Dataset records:
※ ※ ※

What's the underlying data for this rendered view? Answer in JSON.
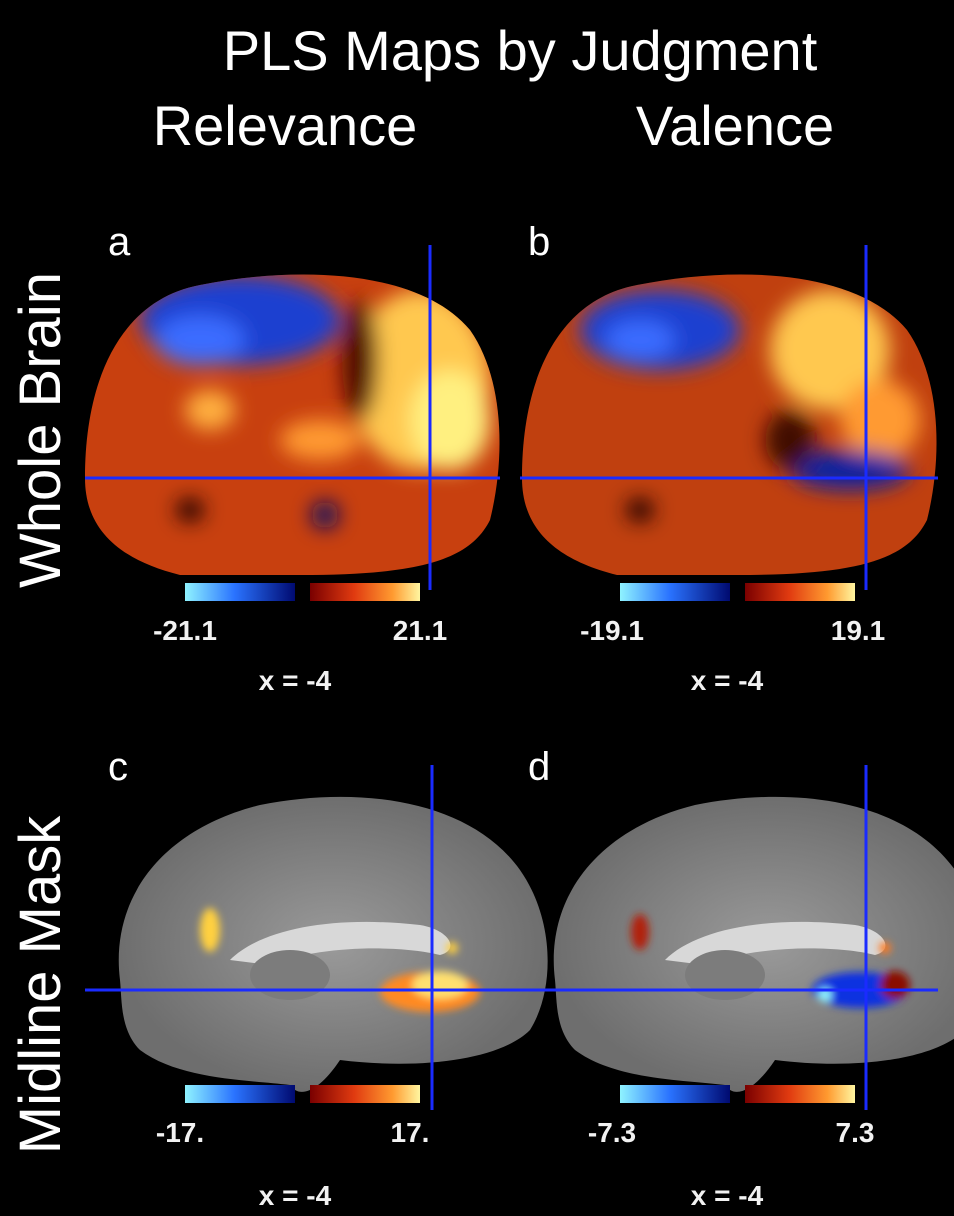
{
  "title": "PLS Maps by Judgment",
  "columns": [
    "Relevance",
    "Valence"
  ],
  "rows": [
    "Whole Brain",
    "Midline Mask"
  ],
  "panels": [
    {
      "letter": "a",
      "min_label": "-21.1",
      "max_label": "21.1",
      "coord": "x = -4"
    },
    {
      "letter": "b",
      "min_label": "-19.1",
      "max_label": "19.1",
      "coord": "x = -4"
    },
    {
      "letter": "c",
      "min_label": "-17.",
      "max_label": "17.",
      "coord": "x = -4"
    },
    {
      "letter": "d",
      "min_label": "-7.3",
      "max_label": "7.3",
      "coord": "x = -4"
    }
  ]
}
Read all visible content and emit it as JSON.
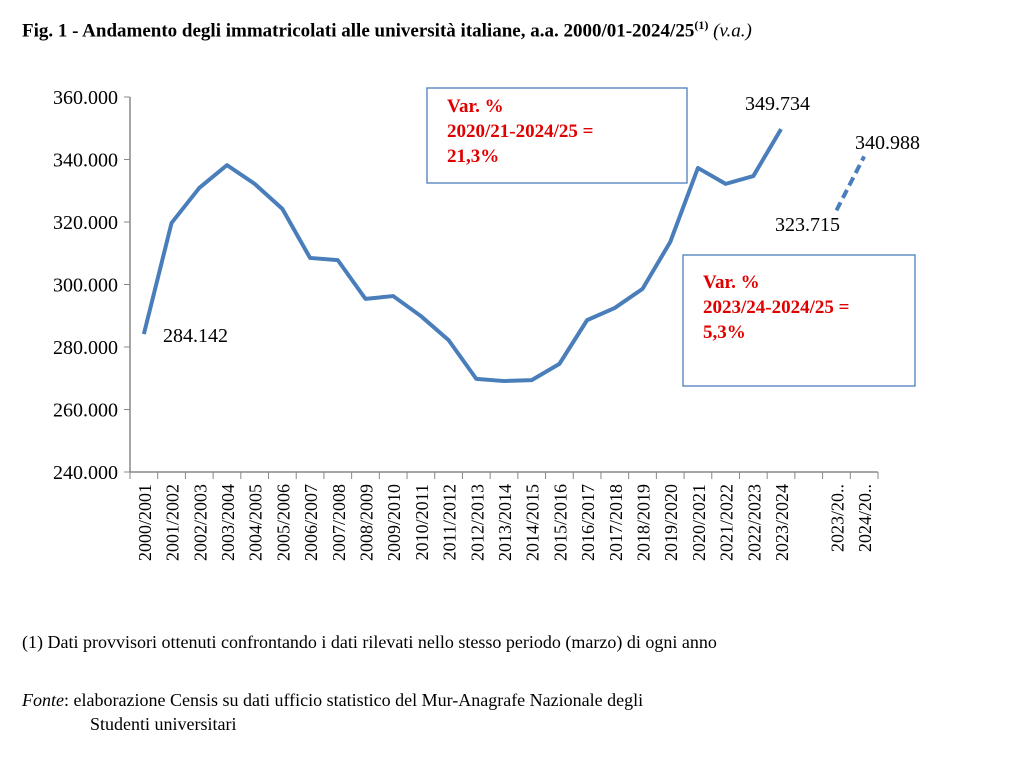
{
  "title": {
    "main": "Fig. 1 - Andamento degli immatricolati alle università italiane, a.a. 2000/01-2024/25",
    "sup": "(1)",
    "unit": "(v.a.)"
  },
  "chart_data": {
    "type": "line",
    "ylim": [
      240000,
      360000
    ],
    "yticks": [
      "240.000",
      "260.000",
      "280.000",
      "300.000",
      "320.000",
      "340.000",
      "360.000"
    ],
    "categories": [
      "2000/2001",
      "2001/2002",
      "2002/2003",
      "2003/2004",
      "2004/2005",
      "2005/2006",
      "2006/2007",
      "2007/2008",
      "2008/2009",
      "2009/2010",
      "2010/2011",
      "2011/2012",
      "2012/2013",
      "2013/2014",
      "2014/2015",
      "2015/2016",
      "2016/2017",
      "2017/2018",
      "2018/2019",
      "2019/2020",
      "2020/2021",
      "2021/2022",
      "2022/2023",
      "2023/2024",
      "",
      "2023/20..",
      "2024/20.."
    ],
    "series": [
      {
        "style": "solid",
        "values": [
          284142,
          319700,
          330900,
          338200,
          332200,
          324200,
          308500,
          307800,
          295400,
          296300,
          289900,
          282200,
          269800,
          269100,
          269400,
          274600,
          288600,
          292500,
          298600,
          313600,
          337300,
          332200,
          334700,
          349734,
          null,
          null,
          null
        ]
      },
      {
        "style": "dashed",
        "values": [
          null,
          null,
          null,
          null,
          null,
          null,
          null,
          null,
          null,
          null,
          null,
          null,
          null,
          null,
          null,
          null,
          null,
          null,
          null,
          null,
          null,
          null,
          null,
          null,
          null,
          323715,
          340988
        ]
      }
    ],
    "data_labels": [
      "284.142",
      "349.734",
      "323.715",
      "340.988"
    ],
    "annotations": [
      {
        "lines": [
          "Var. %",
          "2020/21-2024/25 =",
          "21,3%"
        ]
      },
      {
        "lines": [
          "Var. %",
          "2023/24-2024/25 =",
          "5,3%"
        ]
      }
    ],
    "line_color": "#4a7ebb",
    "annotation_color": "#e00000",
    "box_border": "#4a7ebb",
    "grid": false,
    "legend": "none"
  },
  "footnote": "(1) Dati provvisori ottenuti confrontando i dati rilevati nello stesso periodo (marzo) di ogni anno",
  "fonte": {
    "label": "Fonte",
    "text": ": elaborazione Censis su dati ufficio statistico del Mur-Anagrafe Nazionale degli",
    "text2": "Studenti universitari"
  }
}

※ ※ ※

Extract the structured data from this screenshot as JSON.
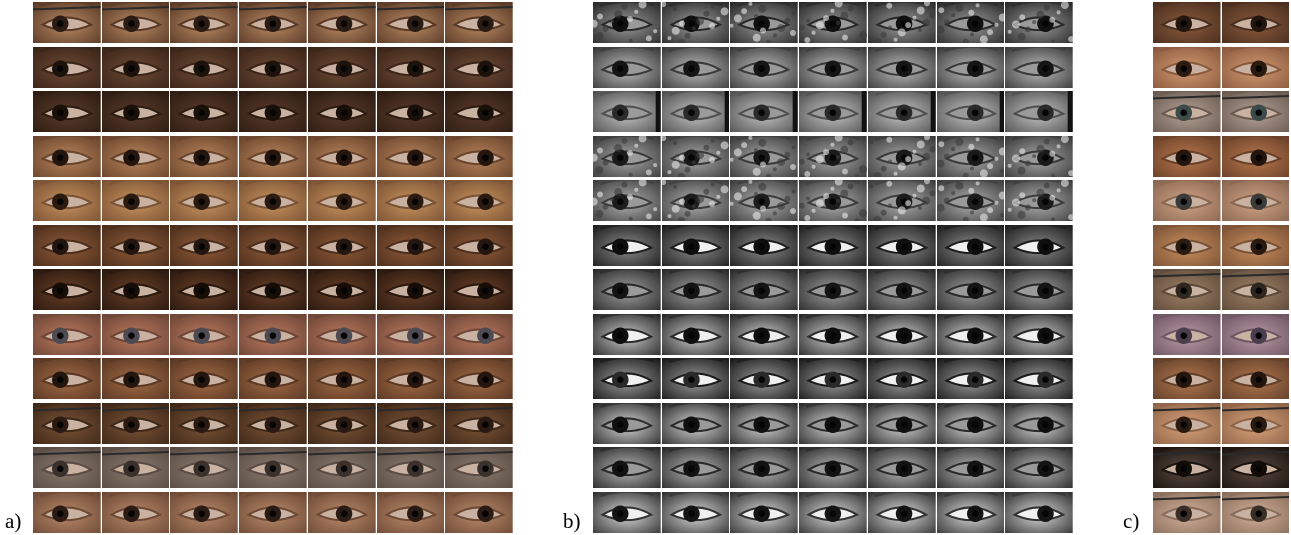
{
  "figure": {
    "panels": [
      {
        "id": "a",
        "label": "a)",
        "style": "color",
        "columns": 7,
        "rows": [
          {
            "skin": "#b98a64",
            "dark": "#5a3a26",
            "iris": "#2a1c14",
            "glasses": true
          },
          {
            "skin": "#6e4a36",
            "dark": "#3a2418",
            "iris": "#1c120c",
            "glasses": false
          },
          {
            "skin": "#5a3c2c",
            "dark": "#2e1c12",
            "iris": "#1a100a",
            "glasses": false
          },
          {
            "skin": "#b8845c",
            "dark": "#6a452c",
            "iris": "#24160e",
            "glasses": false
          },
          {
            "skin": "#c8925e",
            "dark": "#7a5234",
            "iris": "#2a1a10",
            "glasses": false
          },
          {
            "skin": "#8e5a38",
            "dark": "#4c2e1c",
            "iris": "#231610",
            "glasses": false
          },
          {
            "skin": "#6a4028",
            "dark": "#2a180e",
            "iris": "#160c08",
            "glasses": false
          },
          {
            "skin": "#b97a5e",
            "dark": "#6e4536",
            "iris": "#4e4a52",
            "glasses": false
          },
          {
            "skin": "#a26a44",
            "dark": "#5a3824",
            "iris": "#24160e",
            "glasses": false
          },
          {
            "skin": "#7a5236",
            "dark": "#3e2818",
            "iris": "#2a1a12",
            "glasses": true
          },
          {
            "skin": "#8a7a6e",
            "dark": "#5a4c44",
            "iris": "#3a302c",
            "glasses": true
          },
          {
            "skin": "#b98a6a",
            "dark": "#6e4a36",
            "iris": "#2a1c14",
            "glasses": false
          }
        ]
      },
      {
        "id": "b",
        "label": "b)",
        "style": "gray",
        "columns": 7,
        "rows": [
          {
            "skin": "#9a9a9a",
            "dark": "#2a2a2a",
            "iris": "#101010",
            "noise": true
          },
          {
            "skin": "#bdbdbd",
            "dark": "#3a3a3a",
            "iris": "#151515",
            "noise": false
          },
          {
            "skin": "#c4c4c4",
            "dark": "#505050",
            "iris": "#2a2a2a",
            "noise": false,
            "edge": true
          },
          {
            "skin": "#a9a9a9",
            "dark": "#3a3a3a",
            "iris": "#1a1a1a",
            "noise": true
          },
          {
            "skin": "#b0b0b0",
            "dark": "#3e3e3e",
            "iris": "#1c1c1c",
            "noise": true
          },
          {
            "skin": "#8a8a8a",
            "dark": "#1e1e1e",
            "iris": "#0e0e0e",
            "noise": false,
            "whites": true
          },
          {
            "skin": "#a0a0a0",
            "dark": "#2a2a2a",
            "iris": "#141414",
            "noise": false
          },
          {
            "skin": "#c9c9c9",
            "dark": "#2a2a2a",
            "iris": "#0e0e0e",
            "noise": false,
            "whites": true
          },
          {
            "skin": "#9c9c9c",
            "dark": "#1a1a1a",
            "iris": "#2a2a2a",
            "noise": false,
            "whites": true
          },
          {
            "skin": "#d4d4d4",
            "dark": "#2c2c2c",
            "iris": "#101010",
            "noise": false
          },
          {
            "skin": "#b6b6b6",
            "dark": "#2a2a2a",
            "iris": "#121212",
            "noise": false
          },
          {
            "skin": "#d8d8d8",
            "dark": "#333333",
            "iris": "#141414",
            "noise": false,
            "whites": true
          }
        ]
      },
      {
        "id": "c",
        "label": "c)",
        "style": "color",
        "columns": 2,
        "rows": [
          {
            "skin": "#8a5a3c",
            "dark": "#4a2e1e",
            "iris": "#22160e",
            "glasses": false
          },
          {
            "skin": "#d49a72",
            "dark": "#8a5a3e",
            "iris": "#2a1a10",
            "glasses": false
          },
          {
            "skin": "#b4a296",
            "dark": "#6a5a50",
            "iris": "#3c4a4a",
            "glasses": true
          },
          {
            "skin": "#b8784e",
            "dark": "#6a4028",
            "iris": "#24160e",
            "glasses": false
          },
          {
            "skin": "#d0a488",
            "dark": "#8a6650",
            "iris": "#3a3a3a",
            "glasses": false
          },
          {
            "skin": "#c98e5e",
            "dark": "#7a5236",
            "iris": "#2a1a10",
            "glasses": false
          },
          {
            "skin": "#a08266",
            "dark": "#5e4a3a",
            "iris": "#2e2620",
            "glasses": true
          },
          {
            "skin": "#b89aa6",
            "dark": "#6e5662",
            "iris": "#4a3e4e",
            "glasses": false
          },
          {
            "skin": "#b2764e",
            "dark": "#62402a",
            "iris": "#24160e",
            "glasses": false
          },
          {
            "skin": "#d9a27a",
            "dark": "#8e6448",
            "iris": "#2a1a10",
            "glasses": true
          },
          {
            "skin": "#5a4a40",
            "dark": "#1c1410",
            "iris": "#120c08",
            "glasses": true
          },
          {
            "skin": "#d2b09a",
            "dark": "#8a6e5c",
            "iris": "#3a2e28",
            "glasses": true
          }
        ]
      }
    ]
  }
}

※ ※ ※

• [Task to complete]: Search the listing for the word "columns" and return each line that holds it.

• [Solution to this exercise]:
  "columns": [
        "columns": 7,
        "columns": 7,
        "columns": 2,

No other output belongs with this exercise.